■ **TASK DETAILS**: Pick every line with "Never" from the material below.

## Start DATA LISTING

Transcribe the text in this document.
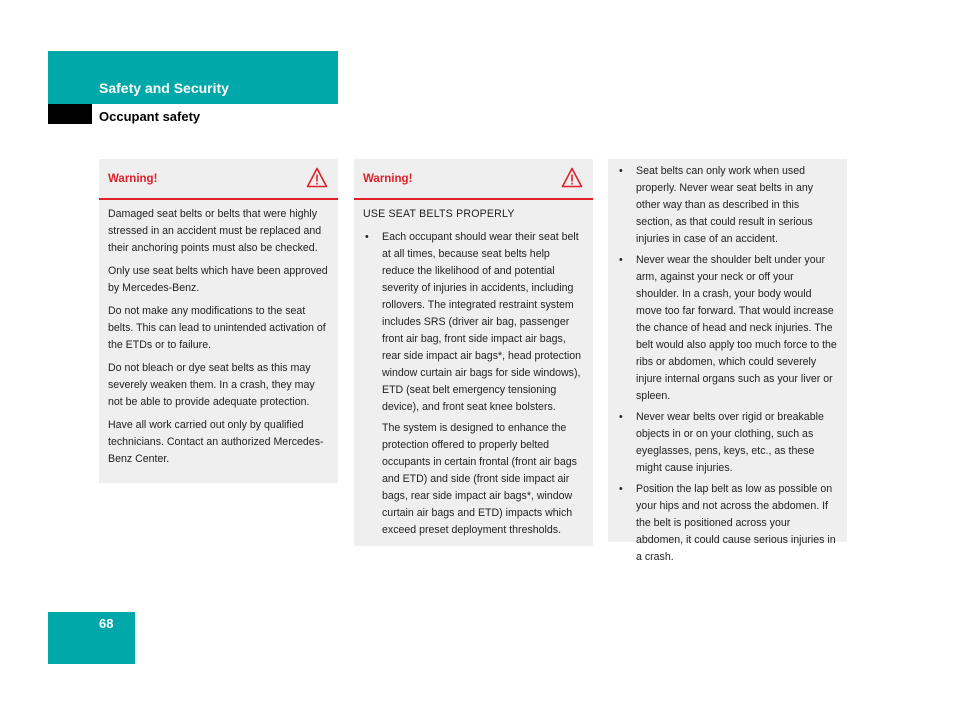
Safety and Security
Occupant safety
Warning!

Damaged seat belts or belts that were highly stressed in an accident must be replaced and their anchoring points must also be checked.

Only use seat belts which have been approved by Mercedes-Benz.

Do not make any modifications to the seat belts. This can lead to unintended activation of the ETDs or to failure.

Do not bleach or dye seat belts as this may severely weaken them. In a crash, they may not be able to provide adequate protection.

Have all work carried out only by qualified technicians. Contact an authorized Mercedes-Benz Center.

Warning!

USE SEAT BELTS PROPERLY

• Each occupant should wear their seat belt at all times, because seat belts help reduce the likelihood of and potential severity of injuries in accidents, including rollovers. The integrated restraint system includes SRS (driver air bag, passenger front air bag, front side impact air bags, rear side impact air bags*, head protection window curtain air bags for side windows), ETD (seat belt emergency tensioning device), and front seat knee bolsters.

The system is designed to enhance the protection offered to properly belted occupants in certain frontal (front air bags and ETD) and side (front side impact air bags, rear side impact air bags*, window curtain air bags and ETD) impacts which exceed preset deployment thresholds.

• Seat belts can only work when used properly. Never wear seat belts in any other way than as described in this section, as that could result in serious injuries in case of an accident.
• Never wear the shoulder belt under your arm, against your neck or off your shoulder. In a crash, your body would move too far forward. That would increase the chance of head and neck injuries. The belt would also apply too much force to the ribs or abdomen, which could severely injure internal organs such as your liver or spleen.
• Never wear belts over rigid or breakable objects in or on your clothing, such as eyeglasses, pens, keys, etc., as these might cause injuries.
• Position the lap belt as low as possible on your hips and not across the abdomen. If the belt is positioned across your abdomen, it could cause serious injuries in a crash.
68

## End DATA LISTING

■ **THE RESULT**:
• Seat belts can only work when used properly. Never wear seat belts in any other way than as described in this section, as that could result in serious injuries in case of an accident.
• Never wear the shoulder belt under your arm, against your neck or off your shoulder. In a crash, your body would move too far forward. That would increase the chance of head and neck injuries. The belt would also apply too much force to the ribs or abdomen, which could severely injure internal organs such as your liver or spleen.
• Never wear belts over rigid or breakable objects in or on your clothing, such as eyeglasses, pens, keys, etc., as these might cause injuries.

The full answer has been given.